SET PROBLEM: Look below. Copy each line that has "grass" in it.

— Begin EXCERPTED DATA —

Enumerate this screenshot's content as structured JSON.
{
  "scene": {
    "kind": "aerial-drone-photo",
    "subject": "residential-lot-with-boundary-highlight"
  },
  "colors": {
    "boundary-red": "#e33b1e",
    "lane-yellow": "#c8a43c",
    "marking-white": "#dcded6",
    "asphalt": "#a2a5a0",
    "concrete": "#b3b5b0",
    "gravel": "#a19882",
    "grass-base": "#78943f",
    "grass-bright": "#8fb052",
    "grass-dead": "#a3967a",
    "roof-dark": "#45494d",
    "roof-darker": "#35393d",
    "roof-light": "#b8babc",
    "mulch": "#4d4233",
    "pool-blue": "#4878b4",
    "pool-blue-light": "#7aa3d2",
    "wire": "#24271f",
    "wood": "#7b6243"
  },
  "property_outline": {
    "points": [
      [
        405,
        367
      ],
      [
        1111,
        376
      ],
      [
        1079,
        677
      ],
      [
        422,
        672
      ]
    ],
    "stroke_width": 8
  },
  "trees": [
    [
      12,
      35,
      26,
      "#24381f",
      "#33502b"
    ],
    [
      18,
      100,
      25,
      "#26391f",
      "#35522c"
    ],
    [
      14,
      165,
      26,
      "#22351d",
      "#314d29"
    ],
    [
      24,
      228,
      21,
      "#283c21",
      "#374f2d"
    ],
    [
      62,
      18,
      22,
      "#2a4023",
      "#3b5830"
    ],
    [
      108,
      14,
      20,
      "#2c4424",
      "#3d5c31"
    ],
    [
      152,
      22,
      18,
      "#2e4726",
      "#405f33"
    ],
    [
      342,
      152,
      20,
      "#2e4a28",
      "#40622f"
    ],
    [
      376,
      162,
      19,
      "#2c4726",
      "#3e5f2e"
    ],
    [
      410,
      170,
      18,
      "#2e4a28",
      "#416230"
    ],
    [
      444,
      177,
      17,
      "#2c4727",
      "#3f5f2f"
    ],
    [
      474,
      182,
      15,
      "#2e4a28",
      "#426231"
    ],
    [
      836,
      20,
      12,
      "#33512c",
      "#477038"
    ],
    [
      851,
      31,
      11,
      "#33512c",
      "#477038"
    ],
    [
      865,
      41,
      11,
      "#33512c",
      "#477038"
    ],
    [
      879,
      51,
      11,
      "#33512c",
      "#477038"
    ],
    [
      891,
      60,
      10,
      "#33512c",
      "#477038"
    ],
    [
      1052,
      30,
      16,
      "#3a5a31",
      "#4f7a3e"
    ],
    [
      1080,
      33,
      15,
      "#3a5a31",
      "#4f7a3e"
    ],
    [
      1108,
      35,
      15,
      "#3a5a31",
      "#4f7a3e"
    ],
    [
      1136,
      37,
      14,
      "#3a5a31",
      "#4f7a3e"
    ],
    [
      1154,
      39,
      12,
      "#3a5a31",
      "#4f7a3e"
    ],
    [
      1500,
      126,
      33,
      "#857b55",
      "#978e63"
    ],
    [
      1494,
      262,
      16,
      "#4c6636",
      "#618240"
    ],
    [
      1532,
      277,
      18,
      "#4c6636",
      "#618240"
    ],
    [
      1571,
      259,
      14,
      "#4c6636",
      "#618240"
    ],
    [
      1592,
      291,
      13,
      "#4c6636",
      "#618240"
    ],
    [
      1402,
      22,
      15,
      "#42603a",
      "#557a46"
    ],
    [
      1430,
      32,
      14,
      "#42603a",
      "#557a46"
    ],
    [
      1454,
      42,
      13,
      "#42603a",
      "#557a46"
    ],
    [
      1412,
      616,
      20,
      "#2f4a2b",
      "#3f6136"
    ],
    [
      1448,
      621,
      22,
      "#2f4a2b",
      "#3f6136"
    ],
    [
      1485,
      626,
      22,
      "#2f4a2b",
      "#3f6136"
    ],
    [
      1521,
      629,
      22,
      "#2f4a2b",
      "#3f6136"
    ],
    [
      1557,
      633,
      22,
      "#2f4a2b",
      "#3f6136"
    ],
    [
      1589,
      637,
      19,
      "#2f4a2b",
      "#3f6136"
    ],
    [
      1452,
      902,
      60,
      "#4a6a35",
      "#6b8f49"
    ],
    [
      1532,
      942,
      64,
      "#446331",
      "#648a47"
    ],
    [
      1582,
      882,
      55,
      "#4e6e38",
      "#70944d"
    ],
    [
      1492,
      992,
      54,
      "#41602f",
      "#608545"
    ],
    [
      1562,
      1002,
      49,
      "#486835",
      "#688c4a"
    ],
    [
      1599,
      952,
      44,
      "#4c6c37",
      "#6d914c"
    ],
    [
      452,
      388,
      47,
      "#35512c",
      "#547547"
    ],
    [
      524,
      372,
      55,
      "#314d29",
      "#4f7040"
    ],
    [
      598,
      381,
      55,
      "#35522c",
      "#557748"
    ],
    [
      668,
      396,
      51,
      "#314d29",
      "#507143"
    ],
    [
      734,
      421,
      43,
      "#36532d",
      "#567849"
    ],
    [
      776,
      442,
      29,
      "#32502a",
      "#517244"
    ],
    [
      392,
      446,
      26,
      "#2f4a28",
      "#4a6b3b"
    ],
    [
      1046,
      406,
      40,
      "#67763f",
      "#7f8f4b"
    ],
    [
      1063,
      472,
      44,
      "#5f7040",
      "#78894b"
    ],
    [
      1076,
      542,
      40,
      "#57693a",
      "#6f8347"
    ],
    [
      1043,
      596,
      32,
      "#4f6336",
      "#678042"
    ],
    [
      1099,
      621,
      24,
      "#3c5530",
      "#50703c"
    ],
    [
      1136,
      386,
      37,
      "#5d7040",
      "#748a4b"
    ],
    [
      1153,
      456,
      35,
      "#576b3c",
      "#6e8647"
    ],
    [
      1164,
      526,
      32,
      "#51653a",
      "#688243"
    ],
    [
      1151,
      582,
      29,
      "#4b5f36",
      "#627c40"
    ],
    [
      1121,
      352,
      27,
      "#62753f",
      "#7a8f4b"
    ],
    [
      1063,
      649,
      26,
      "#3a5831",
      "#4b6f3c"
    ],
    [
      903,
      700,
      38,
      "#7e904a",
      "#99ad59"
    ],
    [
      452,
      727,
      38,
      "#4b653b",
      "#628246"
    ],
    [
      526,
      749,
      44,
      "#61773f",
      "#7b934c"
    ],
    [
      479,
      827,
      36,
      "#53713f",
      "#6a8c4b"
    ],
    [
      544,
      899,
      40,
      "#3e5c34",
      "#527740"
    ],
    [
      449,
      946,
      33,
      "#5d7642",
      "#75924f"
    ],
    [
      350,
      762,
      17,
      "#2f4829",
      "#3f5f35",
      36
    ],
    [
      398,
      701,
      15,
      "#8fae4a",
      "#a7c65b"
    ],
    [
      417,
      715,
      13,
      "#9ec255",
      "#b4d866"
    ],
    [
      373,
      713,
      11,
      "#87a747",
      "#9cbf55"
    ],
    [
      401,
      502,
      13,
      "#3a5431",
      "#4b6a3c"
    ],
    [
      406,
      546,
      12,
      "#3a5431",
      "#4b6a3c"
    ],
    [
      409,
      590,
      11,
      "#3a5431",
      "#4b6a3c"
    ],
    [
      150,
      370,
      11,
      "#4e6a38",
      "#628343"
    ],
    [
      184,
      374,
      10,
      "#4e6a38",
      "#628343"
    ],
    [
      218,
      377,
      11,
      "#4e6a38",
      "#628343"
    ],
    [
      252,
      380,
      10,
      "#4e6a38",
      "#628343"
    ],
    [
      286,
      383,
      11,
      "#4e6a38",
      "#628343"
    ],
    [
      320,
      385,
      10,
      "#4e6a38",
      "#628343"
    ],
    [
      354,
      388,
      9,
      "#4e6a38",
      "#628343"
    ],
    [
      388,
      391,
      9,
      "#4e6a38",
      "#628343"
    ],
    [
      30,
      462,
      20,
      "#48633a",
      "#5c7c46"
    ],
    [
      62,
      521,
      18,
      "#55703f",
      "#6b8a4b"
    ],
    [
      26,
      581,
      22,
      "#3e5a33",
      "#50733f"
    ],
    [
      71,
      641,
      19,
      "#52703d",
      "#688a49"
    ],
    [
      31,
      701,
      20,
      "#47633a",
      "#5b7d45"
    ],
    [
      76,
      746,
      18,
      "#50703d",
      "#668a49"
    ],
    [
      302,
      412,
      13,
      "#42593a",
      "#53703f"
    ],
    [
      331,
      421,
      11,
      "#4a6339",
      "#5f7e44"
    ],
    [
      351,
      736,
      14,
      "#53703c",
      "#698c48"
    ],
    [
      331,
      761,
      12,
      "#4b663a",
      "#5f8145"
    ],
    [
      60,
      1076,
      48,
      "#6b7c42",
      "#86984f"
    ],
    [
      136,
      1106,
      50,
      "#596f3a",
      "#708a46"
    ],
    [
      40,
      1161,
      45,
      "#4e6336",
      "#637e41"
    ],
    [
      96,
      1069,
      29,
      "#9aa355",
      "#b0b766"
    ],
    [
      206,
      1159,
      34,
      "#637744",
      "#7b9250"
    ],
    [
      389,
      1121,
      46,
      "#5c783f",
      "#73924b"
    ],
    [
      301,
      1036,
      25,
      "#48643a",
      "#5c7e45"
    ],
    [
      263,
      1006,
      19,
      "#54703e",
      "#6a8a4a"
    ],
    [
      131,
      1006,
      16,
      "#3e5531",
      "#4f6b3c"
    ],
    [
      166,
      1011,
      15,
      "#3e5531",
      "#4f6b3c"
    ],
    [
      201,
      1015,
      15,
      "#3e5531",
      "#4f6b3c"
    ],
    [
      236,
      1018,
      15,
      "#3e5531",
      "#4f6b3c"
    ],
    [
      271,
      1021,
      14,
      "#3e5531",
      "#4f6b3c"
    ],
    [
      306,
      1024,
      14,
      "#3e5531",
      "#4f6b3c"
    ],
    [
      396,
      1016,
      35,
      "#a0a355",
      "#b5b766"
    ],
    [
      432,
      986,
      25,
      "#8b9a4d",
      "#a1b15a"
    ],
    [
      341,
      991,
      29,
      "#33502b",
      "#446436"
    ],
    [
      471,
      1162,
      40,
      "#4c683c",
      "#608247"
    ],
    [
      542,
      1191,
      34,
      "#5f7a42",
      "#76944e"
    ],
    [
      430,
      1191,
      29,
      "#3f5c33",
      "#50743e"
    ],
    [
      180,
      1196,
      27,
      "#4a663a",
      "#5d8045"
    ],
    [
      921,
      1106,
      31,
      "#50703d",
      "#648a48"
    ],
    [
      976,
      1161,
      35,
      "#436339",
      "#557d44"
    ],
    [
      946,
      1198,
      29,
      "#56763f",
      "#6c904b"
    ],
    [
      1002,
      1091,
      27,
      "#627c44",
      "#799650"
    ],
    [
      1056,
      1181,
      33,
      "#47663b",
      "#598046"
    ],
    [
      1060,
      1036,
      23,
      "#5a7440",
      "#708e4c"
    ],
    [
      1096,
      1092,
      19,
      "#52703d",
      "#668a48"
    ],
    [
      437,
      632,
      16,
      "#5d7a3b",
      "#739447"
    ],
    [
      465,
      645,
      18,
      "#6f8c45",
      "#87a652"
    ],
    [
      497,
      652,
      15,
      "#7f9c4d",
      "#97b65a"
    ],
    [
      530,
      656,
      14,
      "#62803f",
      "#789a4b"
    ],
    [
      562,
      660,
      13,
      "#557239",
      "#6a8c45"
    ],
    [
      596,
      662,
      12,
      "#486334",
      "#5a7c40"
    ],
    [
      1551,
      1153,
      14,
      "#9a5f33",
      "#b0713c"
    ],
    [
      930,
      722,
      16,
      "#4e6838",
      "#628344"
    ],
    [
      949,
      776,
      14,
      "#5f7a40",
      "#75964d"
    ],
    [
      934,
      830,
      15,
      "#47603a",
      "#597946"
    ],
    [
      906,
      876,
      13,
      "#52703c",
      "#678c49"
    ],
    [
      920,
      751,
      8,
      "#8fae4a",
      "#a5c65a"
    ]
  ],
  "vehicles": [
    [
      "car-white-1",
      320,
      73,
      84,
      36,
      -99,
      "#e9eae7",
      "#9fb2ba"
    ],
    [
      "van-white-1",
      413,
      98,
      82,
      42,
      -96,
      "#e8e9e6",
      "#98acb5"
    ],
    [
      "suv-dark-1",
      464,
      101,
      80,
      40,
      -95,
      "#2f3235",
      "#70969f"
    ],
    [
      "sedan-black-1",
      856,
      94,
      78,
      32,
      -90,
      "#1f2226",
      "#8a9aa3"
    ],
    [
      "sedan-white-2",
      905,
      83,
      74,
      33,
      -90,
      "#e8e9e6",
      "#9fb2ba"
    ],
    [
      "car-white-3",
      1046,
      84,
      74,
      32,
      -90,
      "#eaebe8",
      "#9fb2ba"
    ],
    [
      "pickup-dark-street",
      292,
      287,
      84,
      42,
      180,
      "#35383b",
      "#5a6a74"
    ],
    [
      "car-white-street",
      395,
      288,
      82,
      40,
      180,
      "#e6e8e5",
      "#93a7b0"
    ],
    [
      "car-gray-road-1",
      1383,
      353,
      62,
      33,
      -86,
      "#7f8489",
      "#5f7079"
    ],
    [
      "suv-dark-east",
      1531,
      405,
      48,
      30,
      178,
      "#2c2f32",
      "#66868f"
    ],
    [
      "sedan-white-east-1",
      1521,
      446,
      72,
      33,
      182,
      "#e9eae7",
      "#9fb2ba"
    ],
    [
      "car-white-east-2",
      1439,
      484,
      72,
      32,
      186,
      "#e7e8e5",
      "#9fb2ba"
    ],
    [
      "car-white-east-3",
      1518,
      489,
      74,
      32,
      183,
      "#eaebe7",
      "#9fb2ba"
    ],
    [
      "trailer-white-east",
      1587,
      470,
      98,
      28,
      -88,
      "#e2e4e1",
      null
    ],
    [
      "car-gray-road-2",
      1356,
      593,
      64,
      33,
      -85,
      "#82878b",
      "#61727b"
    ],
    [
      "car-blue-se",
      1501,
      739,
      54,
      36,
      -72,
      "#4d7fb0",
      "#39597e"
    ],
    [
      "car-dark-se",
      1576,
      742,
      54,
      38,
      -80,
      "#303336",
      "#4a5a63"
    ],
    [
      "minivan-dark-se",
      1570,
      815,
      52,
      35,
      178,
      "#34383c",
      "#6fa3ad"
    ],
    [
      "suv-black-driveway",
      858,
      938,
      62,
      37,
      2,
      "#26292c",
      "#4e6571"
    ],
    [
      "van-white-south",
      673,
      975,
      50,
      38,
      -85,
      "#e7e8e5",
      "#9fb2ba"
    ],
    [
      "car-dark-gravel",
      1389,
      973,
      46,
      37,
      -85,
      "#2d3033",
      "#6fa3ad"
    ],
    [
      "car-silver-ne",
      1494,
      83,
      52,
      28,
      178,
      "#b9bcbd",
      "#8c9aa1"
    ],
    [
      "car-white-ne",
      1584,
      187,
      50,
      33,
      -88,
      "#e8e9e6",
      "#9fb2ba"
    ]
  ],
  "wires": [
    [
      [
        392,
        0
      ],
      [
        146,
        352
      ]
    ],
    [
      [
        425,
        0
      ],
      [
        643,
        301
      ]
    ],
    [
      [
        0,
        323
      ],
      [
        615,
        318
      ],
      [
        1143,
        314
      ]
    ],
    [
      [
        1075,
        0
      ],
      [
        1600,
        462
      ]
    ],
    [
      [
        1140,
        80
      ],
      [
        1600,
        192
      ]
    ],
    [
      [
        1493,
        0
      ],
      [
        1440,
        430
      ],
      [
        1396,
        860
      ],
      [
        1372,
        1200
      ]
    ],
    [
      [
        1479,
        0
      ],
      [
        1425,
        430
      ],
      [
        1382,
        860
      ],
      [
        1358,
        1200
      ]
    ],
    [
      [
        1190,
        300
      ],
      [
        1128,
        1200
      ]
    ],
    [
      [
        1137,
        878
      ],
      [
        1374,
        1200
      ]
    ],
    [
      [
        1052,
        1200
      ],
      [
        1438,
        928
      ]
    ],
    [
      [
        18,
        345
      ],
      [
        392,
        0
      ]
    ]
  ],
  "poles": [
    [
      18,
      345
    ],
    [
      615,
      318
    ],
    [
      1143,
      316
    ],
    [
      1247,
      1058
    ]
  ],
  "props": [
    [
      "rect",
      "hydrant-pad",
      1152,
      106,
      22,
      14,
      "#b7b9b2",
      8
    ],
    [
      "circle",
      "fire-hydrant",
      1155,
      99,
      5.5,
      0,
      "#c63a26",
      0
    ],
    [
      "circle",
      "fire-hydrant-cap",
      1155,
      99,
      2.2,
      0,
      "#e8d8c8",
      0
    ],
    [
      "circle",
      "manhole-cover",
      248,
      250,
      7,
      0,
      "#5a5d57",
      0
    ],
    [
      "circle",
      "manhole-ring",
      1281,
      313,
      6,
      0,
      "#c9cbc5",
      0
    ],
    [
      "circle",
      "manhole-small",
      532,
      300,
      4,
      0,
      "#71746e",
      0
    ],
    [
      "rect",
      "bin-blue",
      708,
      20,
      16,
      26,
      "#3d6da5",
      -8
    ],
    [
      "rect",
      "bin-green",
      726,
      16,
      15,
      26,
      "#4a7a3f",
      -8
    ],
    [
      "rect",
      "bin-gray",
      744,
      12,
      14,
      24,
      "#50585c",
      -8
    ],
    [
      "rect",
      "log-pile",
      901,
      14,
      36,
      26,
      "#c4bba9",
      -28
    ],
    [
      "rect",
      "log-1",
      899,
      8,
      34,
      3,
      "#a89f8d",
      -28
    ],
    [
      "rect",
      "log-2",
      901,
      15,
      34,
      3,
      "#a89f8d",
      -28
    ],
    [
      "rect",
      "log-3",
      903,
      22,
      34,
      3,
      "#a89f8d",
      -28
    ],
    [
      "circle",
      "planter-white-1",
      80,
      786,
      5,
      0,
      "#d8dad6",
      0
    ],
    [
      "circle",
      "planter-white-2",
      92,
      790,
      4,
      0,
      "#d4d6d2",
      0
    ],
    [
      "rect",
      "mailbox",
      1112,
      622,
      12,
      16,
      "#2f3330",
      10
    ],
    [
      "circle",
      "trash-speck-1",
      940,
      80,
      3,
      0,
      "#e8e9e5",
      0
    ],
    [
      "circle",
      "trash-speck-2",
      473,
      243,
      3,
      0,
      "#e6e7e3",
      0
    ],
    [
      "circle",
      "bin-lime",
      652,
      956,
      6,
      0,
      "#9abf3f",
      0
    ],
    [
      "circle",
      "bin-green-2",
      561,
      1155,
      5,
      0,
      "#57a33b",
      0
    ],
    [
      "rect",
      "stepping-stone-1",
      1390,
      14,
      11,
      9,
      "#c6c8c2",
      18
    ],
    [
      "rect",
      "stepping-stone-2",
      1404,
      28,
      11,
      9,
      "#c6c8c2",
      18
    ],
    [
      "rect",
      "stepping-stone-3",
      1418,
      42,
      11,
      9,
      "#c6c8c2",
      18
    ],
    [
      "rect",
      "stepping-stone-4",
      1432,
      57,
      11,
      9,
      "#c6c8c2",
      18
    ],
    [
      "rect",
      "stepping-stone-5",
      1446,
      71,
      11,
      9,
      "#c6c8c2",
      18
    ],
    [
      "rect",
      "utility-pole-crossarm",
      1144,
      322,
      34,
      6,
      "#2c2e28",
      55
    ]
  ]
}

— End EXCERPTED DATA —

IN RESPONSE:
    "grass-base": "#78943f",
    "grass-bright": "#8fb052",
    "grass-dead": "#a3967a",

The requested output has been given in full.